### Written task
From the line that includes "Enumerate this screenshot's" to the last line of the records, inclusive, repeat each line exactly.

### Data supplied
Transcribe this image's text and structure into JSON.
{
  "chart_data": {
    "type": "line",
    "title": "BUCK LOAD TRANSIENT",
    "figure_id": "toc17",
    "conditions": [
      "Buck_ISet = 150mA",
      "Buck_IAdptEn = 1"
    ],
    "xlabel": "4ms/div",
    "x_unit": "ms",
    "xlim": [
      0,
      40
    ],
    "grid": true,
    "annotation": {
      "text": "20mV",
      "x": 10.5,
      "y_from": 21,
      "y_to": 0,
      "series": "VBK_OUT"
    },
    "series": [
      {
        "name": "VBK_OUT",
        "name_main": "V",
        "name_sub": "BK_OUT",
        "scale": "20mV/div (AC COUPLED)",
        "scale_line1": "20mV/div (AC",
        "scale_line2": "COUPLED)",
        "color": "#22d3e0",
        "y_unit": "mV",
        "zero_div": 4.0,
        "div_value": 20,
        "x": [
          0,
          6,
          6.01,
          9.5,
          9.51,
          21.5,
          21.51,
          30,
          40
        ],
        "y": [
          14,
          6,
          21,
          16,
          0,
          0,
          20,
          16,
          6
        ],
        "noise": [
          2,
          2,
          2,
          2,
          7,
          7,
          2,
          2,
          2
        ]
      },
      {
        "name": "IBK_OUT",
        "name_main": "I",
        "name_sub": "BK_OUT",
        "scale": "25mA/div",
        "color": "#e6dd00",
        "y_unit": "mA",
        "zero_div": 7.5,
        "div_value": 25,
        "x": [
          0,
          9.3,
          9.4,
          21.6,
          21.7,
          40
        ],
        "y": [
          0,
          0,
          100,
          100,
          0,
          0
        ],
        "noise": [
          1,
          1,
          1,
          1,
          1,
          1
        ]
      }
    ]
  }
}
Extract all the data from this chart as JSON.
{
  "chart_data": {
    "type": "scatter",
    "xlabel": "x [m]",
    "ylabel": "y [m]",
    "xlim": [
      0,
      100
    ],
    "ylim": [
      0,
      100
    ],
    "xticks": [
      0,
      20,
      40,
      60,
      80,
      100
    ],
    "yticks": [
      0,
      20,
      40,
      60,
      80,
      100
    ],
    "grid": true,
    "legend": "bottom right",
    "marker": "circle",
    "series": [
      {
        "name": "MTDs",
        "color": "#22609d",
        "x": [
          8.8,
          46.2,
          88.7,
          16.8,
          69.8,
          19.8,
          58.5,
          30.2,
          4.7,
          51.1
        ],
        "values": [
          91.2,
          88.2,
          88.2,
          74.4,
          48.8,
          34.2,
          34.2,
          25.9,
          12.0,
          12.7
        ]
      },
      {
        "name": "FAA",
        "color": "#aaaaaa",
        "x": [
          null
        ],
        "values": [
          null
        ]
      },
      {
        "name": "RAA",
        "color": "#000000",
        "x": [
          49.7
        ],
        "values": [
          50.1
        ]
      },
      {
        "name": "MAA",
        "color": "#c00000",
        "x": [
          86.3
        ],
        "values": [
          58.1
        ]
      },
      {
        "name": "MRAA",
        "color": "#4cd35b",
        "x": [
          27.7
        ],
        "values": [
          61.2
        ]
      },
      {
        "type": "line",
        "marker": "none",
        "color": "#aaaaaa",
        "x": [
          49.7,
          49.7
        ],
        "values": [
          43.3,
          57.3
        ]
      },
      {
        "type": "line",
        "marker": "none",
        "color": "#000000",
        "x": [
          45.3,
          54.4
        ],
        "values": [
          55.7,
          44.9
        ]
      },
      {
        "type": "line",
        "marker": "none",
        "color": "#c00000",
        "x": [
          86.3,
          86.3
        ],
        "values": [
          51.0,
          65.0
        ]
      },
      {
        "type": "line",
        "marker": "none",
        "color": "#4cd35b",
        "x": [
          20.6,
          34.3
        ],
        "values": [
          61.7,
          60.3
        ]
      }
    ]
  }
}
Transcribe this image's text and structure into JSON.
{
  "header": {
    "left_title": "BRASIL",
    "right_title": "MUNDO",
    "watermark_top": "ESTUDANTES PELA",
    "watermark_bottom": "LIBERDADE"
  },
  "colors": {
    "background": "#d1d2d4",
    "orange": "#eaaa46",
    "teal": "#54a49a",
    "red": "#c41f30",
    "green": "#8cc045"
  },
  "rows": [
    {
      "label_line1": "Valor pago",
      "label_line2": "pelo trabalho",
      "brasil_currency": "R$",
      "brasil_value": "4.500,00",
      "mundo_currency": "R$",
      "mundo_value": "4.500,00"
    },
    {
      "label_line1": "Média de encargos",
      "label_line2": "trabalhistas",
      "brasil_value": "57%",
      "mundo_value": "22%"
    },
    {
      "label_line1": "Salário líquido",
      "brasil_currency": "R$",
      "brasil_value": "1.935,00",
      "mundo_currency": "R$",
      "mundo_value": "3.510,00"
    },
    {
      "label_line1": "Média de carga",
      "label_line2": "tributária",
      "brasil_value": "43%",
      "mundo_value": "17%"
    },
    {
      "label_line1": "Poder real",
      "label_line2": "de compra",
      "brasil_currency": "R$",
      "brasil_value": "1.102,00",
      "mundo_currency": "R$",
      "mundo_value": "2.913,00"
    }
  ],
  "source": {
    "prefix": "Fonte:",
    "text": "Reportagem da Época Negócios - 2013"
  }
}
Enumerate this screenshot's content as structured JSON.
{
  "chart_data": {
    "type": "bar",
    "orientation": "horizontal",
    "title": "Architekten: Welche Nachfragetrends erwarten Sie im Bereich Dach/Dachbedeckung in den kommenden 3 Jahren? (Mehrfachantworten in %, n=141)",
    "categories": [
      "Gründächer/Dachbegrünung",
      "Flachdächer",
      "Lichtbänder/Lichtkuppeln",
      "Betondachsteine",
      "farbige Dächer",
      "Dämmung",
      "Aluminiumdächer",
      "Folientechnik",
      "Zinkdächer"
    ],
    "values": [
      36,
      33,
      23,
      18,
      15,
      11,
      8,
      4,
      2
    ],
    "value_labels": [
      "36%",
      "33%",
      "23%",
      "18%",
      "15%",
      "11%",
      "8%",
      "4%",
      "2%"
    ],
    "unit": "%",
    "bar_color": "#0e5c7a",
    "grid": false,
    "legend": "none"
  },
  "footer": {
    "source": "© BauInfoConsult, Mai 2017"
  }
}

### Task answer
Enumerate this screenshot's content as structured JSON.
{
  "chart_data": {
    "type": "bar",
    "orientation": "horizontal",
    "title": "Architekten: Welche Nachfragetrends erwarten Sie im Bereich Dach/Dachbedeckung in den kommenden 3 Jahren? (Mehrfachantworten in %, n=141)",
    "categories": [
      "Gründächer/Dachbegrünung",
      "Flachdächer",
      "Lichtbänder/Lichtkuppeln",
      "Betondachsteine",
      "farbige Dächer",
      "Dämmung",
      "Aluminiumdächer",
      "Folientechnik",
      "Zinkdächer"
    ],
    "values": [
      36,
      33,
      23,
      18,
      15,
      11,
      8,
      4,
      2
    ],
    "value_labels": [
      "36%",
      "33%",
      "23%",
      "18%",
      "15%",
      "11%",
      "8%",
      "4%",
      "2%"
    ],
    "unit": "%",
    "bar_color": "#0e5c7a",
    "grid": false,
    "legend": "none"
  },
  "footer": {
    "source": "© BauInfoConsult, Mai 2017"
  }
}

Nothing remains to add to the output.